**WHAT IS ASKED:** Your task is to copy the material exactly.

**RECORD LIST:**

— start —

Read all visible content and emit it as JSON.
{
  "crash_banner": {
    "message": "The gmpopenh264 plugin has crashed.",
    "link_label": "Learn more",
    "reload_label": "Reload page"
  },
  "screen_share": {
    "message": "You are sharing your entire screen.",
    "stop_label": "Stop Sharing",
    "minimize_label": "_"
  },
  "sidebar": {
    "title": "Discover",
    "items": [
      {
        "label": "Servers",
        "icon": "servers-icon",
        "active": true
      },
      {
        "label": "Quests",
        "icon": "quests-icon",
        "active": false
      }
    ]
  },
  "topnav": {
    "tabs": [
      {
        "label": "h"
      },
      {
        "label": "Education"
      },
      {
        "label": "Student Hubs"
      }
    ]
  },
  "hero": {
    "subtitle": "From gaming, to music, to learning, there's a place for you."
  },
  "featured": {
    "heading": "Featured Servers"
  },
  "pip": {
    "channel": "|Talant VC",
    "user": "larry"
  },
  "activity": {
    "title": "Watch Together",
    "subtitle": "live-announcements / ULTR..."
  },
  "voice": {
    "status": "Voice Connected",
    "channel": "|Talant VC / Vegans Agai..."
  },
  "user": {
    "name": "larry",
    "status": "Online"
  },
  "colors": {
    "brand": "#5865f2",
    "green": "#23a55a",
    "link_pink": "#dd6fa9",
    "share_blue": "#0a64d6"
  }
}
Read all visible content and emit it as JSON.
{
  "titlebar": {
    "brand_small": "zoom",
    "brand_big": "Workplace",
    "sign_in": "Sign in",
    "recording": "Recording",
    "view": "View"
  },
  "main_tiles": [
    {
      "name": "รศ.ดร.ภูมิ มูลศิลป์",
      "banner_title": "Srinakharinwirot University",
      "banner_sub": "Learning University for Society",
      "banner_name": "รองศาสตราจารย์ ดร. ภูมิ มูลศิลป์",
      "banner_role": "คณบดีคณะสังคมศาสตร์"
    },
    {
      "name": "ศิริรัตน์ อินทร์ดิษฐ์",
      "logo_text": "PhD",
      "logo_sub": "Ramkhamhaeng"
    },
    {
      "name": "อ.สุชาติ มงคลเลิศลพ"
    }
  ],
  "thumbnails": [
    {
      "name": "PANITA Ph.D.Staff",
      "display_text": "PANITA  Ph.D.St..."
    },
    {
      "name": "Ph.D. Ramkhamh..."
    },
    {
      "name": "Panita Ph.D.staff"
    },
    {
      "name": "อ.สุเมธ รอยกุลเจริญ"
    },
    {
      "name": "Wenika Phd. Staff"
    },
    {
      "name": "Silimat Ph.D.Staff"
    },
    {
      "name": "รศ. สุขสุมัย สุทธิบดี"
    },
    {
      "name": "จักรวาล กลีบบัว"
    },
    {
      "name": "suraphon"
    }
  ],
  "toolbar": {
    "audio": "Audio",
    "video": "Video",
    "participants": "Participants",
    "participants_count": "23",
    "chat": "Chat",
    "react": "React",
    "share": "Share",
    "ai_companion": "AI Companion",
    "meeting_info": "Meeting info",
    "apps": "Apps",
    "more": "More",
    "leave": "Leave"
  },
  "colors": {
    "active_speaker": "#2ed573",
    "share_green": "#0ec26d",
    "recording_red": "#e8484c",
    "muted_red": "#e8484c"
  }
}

— end —

**ANSWER TO THE TASK:**
Read all visible content and emit it as JSON.
{
  "crash_banner": {
    "message": "The gmpopenh264 plugin has crashed.",
    "link_label": "Learn more",
    "reload_label": "Reload page"
  },
  "screen_share": {
    "message": "You are sharing your entire screen.",
    "stop_label": "Stop Sharing",
    "minimize_label": "_"
  },
  "sidebar": {
    "title": "Discover",
    "items": [
      {
        "label": "Servers",
        "icon": "servers-icon",
        "active": true
      },
      {
        "label": "Quests",
        "icon": "quests-icon",
        "active": false
      }
    ]
  },
  "topnav": {
    "tabs": [
      {
        "label": "h"
      },
      {
        "label": "Education"
      },
      {
        "label": "Student Hubs"
      }
    ]
  },
  "hero": {
    "subtitle": "From gaming, to music, to learning, there's a place for you."
  },
  "featured": {
    "heading": "Featured Servers"
  },
  "pip": {
    "channel": "|Talant VC",
    "user": "larry"
  },
  "activity": {
    "title": "Watch Together",
    "subtitle": "live-announcements / ULTR..."
  },
  "voice": {
    "status": "Voice Connected",
    "channel": "|Talant VC / Vegans Agai..."
  },
  "user": {
    "name": "larry",
    "status": "Online"
  },
  "colors": {
    "brand": "#5865f2",
    "green": "#23a55a",
    "link_pink": "#dd6fa9",
    "share_blue": "#0a64d6"
  }
}
Read all visible content and emit it as JSON.
{
  "titlebar": {
    "brand_small": "zoom",
    "brand_big": "Workplace",
    "sign_in": "Sign in",
    "recording": "Recording",
    "view": "View"
  },
  "main_tiles": [
    {
      "name": "รศ.ดร.ภูมิ มูลศิลป์",
      "banner_title": "Srinakharinwirot University",
      "banner_sub": "Learning University for Society",
      "banner_name": "รองศาสตราจารย์ ดร. ภูมิ มูลศิลป์",
      "banner_role": "คณบดีคณะสังคมศาสตร์"
    },
    {
      "name": "ศิริรัตน์ อินทร์ดิษฐ์",
      "logo_text": "PhD",
      "logo_sub": "Ramkhamhaeng"
    },
    {
      "name": "อ.สุชาติ มงคลเลิศลพ"
    }
  ],
  "thumbnails": [
    {
      "name": "PANITA Ph.D.Staff",
      "display_text": "PANITA  Ph.D.St..."
    },
    {
      "name": "Ph.D. Ramkhamh..."
    },
    {
      "name": "Panita Ph.D.staff"
    },
    {
      "name": "อ.สุเมธ รอยกุลเจริญ"
    },
    {
      "name": "Wenika Phd. Staff"
    },
    {
      "name": "Silimat Ph.D.Staff"
    },
    {
      "name": "รศ. สุขสุมัย สุทธิบดี"
    },
    {
      "name": "จักรวาล กลีบบัว"
    },
    {
      "name": "suraphon"
    }
  ],
  "toolbar": {
    "audio": "Audio",
    "video": "Video",
    "participants": "Participants",
    "participants_count": "23",
    "chat": "Chat",
    "react": "React",
    "share": "Share",
    "ai_companion": "AI Companion",
    "meeting_info": "Meeting info",
    "apps": "Apps",
    "more": "More",
    "leave": "Leave"
  },
  "colors": {
    "active_speaker": "#2ed573",
    "share_green": "#0ec26d",
    "recording_red": "#e8484c",
    "muted_red": "#e8484c"
  }
}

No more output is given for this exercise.